╭──

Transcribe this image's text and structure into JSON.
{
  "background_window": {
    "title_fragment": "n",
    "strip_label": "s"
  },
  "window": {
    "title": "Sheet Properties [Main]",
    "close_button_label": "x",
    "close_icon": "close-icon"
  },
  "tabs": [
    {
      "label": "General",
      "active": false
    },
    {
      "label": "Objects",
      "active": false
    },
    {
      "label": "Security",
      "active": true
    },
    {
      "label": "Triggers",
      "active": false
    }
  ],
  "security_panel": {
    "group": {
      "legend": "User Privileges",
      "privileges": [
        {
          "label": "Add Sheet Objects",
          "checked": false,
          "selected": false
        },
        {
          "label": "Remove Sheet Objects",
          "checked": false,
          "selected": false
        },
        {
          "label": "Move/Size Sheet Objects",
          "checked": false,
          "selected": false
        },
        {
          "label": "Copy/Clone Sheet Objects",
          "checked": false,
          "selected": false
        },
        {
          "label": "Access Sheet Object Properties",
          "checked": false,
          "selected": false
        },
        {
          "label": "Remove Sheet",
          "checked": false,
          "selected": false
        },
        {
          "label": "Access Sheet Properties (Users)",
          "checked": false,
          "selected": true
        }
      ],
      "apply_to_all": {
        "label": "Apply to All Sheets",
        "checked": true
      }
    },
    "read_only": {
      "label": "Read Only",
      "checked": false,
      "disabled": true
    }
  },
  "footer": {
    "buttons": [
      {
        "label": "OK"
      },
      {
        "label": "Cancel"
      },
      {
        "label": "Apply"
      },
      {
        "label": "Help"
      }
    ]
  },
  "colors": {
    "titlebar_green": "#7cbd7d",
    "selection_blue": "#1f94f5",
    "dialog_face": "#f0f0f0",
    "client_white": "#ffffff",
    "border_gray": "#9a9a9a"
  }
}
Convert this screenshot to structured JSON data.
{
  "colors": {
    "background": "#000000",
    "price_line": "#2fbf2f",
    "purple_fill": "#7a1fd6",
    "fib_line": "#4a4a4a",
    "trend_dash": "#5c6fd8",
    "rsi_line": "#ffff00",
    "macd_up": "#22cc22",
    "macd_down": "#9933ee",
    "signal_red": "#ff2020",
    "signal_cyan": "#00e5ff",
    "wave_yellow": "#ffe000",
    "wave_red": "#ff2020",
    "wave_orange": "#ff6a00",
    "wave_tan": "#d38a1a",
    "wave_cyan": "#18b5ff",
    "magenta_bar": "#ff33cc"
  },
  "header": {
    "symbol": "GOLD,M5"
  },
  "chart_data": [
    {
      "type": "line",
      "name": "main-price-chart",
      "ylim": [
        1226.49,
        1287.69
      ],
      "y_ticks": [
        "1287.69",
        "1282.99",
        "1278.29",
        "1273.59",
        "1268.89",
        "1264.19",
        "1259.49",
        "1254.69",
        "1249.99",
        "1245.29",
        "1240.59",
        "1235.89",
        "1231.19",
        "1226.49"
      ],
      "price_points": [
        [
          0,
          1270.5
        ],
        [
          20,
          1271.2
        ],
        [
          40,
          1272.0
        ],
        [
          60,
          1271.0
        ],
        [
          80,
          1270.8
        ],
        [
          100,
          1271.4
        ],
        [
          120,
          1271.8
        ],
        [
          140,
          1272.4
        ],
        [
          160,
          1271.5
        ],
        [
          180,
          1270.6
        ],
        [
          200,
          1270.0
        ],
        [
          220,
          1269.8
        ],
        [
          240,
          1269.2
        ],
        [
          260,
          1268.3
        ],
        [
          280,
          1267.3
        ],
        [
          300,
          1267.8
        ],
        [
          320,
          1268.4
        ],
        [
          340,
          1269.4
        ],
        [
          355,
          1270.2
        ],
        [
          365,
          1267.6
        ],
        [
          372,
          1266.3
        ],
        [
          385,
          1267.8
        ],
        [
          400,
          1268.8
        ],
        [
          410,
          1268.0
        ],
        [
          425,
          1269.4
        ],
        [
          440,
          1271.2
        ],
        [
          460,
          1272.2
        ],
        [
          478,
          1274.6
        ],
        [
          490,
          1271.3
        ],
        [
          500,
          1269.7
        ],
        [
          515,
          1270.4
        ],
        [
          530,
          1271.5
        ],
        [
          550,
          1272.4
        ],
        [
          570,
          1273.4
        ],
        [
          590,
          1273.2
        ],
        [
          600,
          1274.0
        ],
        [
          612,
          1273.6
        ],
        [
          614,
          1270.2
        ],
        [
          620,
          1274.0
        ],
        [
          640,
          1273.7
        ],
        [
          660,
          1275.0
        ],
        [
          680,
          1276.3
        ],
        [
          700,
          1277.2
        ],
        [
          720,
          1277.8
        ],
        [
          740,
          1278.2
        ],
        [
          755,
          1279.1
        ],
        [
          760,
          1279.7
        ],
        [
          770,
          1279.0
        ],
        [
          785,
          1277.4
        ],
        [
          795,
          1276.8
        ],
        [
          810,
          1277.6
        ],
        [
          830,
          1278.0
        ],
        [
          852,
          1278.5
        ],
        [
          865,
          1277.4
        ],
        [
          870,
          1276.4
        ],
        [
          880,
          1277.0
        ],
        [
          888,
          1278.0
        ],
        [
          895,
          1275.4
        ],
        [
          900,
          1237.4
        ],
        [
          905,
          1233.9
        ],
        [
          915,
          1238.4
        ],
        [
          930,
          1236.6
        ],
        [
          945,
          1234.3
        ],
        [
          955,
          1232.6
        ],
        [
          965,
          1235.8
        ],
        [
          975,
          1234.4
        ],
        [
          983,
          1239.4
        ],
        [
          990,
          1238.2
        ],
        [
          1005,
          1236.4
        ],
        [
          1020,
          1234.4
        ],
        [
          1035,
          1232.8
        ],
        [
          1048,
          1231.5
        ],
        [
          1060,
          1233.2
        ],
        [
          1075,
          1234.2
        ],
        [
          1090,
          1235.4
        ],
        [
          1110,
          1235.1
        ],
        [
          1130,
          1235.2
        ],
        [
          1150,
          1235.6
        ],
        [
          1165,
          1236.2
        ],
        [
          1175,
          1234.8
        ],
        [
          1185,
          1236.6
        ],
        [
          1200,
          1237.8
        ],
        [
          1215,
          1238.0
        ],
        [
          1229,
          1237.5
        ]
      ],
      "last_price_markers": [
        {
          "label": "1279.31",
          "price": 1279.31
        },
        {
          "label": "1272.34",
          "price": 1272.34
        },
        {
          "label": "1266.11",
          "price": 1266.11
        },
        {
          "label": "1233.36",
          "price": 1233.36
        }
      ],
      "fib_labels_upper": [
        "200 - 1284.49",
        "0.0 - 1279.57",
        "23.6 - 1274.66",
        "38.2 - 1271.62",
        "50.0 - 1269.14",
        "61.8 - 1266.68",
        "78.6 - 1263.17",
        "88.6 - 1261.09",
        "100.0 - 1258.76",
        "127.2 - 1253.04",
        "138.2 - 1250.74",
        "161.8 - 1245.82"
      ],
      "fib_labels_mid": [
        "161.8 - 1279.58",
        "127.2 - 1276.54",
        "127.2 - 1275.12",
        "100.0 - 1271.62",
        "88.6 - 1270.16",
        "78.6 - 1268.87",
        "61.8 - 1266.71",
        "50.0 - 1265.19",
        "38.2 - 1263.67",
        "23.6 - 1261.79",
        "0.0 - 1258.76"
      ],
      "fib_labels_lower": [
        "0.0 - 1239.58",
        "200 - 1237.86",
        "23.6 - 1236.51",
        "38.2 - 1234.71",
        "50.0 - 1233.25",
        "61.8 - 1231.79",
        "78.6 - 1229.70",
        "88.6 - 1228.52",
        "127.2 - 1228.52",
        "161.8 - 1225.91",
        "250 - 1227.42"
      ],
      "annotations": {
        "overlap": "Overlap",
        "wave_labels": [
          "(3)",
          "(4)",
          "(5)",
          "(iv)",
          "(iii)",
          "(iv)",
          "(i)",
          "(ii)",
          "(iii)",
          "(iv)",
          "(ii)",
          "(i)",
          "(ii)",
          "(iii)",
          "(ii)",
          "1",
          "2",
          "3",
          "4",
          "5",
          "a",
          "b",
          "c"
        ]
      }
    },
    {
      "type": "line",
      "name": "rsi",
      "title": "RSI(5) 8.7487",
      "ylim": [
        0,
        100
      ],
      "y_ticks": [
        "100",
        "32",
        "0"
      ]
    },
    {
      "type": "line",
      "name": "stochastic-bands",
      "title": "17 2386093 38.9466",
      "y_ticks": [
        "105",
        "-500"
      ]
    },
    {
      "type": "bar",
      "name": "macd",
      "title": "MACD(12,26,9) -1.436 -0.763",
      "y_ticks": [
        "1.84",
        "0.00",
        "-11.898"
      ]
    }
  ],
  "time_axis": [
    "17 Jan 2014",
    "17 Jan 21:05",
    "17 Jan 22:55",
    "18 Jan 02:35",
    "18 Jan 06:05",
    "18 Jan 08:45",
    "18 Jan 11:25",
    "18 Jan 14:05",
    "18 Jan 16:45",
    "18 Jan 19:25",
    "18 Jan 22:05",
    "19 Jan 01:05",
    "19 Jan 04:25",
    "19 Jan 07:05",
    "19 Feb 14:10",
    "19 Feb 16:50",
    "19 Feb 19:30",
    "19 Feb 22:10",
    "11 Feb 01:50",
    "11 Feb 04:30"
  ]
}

╰──

• Required task:
Find the string "this" in the records, then copy each line where it occurs.

• Solution to the exercise:
Transcribe this image's text and structure into JSON.
Convert this screenshot to structured JSON data.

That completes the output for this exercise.